> TASK BRIEF
Extract every record, keeping each one exactly as it is.
=== PROVIDED RECORDS ===
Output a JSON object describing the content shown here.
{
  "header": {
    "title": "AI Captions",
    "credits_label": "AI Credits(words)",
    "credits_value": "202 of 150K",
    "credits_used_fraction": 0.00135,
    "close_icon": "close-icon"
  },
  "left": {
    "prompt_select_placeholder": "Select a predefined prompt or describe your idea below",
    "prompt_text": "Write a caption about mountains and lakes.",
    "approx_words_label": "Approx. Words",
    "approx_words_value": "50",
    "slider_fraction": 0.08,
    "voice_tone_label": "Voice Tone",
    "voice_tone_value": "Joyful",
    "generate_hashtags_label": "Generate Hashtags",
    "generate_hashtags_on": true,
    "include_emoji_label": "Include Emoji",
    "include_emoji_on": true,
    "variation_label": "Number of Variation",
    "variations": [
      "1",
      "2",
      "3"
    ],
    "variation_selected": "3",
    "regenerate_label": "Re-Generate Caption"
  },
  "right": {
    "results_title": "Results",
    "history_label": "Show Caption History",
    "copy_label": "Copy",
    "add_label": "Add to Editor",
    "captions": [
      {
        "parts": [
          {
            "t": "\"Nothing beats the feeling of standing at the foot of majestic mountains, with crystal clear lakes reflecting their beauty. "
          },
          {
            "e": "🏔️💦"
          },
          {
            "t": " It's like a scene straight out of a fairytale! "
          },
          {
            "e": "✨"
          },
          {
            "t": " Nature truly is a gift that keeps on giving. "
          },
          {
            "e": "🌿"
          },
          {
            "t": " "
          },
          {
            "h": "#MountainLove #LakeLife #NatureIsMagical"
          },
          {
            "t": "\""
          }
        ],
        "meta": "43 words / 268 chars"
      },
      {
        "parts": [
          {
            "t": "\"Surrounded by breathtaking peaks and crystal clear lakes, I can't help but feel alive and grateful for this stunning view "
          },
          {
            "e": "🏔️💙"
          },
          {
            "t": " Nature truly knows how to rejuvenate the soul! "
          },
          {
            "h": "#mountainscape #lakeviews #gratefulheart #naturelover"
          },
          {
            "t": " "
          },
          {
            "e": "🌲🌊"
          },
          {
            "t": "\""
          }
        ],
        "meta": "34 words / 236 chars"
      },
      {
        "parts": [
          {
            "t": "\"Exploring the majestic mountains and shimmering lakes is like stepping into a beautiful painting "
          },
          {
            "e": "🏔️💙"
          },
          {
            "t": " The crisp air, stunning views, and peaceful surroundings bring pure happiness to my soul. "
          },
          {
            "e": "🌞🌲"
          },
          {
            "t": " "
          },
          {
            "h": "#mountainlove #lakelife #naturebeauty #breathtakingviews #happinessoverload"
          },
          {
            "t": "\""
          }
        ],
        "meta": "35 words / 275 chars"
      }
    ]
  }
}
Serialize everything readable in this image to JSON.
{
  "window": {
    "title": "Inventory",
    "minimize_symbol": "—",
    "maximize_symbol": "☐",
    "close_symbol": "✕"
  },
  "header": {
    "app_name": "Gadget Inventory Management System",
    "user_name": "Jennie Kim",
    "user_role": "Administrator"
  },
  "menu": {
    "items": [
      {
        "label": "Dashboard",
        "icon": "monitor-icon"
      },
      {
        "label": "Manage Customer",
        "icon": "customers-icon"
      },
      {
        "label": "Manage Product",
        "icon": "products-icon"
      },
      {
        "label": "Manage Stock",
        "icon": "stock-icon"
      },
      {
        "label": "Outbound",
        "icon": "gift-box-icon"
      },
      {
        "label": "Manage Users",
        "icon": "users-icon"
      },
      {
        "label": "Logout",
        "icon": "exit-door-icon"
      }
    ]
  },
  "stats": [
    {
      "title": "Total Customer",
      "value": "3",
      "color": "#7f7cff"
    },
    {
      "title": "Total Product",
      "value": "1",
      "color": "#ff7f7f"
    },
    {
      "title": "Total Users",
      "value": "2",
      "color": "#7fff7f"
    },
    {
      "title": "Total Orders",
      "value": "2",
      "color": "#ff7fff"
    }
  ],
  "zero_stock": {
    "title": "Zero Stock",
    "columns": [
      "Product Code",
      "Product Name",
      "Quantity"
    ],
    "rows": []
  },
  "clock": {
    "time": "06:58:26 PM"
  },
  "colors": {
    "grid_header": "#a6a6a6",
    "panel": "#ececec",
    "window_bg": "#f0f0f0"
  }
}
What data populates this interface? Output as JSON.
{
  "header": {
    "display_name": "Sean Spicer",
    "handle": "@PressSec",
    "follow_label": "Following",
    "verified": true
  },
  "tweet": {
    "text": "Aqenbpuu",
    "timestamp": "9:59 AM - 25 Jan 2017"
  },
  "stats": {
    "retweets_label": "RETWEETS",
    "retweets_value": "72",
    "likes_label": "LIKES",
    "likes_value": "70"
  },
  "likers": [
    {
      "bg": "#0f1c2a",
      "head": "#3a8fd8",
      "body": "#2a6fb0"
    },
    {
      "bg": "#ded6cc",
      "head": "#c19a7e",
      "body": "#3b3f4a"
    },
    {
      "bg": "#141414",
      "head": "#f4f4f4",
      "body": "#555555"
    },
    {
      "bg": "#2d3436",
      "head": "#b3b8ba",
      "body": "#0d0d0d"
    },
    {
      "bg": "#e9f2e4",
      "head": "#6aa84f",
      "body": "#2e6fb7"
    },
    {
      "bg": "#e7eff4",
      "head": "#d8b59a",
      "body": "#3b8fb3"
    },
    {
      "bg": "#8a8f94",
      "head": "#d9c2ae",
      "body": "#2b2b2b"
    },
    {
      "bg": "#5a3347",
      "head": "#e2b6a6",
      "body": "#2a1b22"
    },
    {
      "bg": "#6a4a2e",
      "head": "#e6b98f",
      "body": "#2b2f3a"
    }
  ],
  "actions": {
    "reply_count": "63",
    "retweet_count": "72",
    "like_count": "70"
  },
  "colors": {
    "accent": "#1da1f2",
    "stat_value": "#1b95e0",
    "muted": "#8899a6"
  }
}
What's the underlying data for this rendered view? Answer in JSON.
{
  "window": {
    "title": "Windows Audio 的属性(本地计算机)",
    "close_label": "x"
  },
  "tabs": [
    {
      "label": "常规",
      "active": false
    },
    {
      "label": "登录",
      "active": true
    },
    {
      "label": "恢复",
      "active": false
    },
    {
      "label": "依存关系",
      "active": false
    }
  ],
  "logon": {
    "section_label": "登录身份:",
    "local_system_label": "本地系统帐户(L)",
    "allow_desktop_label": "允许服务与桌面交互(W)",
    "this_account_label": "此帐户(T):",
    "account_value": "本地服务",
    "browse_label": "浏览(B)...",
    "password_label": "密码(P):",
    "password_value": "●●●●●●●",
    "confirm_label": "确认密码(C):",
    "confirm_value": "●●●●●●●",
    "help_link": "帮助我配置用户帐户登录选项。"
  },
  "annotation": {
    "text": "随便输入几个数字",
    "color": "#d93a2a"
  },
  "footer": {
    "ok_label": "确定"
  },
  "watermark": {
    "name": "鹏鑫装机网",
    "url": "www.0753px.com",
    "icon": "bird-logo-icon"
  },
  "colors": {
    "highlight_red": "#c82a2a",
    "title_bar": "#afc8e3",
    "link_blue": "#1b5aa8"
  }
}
===
> WORKED SOLUTION
Output a JSON object describing the content shown here.
{
  "header": {
    "title": "AI Captions",
    "credits_label": "AI Credits(words)",
    "credits_value": "202 of 150K",
    "credits_used_fraction": 0.00135,
    "close_icon": "close-icon"
  },
  "left": {
    "prompt_select_placeholder": "Select a predefined prompt or describe your idea below",
    "prompt_text": "Write a caption about mountains and lakes.",
    "approx_words_label": "Approx. Words",
    "approx_words_value": "50",
    "slider_fraction": 0.08,
    "voice_tone_label": "Voice Tone",
    "voice_tone_value": "Joyful",
    "generate_hashtags_label": "Generate Hashtags",
    "generate_hashtags_on": true,
    "include_emoji_label": "Include Emoji",
    "include_emoji_on": true,
    "variation_label": "Number of Variation",
    "variations": [
      "1",
      "2",
      "3"
    ],
    "variation_selected": "3",
    "regenerate_label": "Re-Generate Caption"
  },
  "right": {
    "results_title": "Results",
    "history_label": "Show Caption History",
    "copy_label": "Copy",
    "add_label": "Add to Editor",
    "captions": [
      {
        "parts": [
          {
            "t": "\"Nothing beats the feeling of standing at the foot of majestic mountains, with crystal clear lakes reflecting their beauty. "
          },
          {
            "e": "🏔️💦"
          },
          {
            "t": " It's like a scene straight out of a fairytale! "
          },
          {
            "e": "✨"
          },
          {
            "t": " Nature truly is a gift that keeps on giving. "
          },
          {
            "e": "🌿"
          },
          {
            "t": " "
          },
          {
            "h": "#MountainLove #LakeLife #NatureIsMagical"
          },
          {
            "t": "\""
          }
        ],
        "meta": "43 words / 268 chars"
      },
      {
        "parts": [
          {
            "t": "\"Surrounded by breathtaking peaks and crystal clear lakes, I can't help but feel alive and grateful for this stunning view "
          },
          {
            "e": "🏔️💙"
          },
          {
            "t": " Nature truly knows how to rejuvenate the soul! "
          },
          {
            "h": "#mountainscape #lakeviews #gratefulheart #naturelover"
          },
          {
            "t": " "
          },
          {
            "e": "🌲🌊"
          },
          {
            "t": "\""
          }
        ],
        "meta": "34 words / 236 chars"
      },
      {
        "parts": [
          {
            "t": "\"Exploring the majestic mountains and shimmering lakes is like stepping into a beautiful painting "
          },
          {
            "e": "🏔️💙"
          },
          {
            "t": " The crisp air, stunning views, and peaceful surroundings bring pure happiness to my soul. "
          },
          {
            "e": "🌞🌲"
          },
          {
            "t": " "
          },
          {
            "h": "#mountainlove #lakelife #naturebeauty #breathtakingviews #happinessoverload"
          },
          {
            "t": "\""
          }
        ],
        "meta": "35 words / 275 chars"
      }
    ]
  }
}
Serialize everything readable in this image to JSON.
{
  "window": {
    "title": "Inventory",
    "minimize_symbol": "—",
    "maximize_symbol": "☐",
    "close_symbol": "✕"
  },
  "header": {
    "app_name": "Gadget Inventory Management System",
    "user_name": "Jennie Kim",
    "user_role": "Administrator"
  },
  "menu": {
    "items": [
      {
        "label": "Dashboard",
        "icon": "monitor-icon"
      },
      {
        "label": "Manage Customer",
        "icon": "customers-icon"
      },
      {
        "label": "Manage Product",
        "icon": "products-icon"
      },
      {
        "label": "Manage Stock",
        "icon": "stock-icon"
      },
      {
        "label": "Outbound",
        "icon": "gift-box-icon"
      },
      {
        "label": "Manage Users",
        "icon": "users-icon"
      },
      {
        "label": "Logout",
        "icon": "exit-door-icon"
      }
    ]
  },
  "stats": [
    {
      "title": "Total Customer",
      "value": "3",
      "color": "#7f7cff"
    },
    {
      "title": "Total Product",
      "value": "1",
      "color": "#ff7f7f"
    },
    {
      "title": "Total Users",
      "value": "2",
      "color": "#7fff7f"
    },
    {
      "title": "Total Orders",
      "value": "2",
      "color": "#ff7fff"
    }
  ],
  "zero_stock": {
    "title": "Zero Stock",
    "columns": [
      "Product Code",
      "Product Name",
      "Quantity"
    ],
    "rows": []
  },
  "clock": {
    "time": "06:58:26 PM"
  },
  "colors": {
    "grid_header": "#a6a6a6",
    "panel": "#ececec",
    "window_bg": "#f0f0f0"
  }
}
What data populates this interface? Output as JSON.
{
  "header": {
    "display_name": "Sean Spicer",
    "handle": "@PressSec",
    "follow_label": "Following",
    "verified": true
  },
  "tweet": {
    "text": "Aqenbpuu",
    "timestamp": "9:59 AM - 25 Jan 2017"
  },
  "stats": {
    "retweets_label": "RETWEETS",
    "retweets_value": "72",
    "likes_label": "LIKES",
    "likes_value": "70"
  },
  "likers": [
    {
      "bg": "#0f1c2a",
      "head": "#3a8fd8",
      "body": "#2a6fb0"
    },
    {
      "bg": "#ded6cc",
      "head": "#c19a7e",
      "body": "#3b3f4a"
    },
    {
      "bg": "#141414",
      "head": "#f4f4f4",
      "body": "#555555"
    },
    {
      "bg": "#2d3436",
      "head": "#b3b8ba",
      "body": "#0d0d0d"
    },
    {
      "bg": "#e9f2e4",
      "head": "#6aa84f",
      "body": "#2e6fb7"
    },
    {
      "bg": "#e7eff4",
      "head": "#d8b59a",
      "body": "#3b8fb3"
    },
    {
      "bg": "#8a8f94",
      "head": "#d9c2ae",
      "body": "#2b2b2b"
    },
    {
      "bg": "#5a3347",
      "head": "#e2b6a6",
      "body": "#2a1b22"
    },
    {
      "bg": "#6a4a2e",
      "head": "#e6b98f",
      "body": "#2b2f3a"
    }
  ],
  "actions": {
    "reply_count": "63",
    "retweet_count": "72",
    "like_count": "70"
  },
  "colors": {
    "accent": "#1da1f2",
    "stat_value": "#1b95e0",
    "muted": "#8899a6"
  }
}
What's the underlying data for this rendered view? Answer in JSON.
{
  "window": {
    "title": "Windows Audio 的属性(本地计算机)",
    "close_label": "x"
  },
  "tabs": [
    {
      "label": "常规",
      "active": false
    },
    {
      "label": "登录",
      "active": true
    },
    {
      "label": "恢复",
      "active": false
    },
    {
      "label": "依存关系",
      "active": false
    }
  ],
  "logon": {
    "section_label": "登录身份:",
    "local_system_label": "本地系统帐户(L)",
    "allow_desktop_label": "允许服务与桌面交互(W)",
    "this_account_label": "此帐户(T):",
    "account_value": "本地服务",
    "browse_label": "浏览(B)...",
    "password_label": "密码(P):",
    "password_value": "●●●●●●●",
    "confirm_label": "确认密码(C):",
    "confirm_value": "●●●●●●●",
    "help_link": "帮助我配置用户帐户登录选项。"
  },
  "annotation": {
    "text": "随便输入几个数字",
    "color": "#d93a2a"
  },
  "footer": {
    "ok_label": "确定"
  },
  "watermark": {
    "name": "鹏鑫装机网",
    "url": "www.0753px.com",
    "icon": "bird-logo-icon"
  },
  "colors": {
    "highlight_red": "#c82a2a",
    "title_bar": "#afc8e3",
    "link_blue": "#1b5aa8"
  }
}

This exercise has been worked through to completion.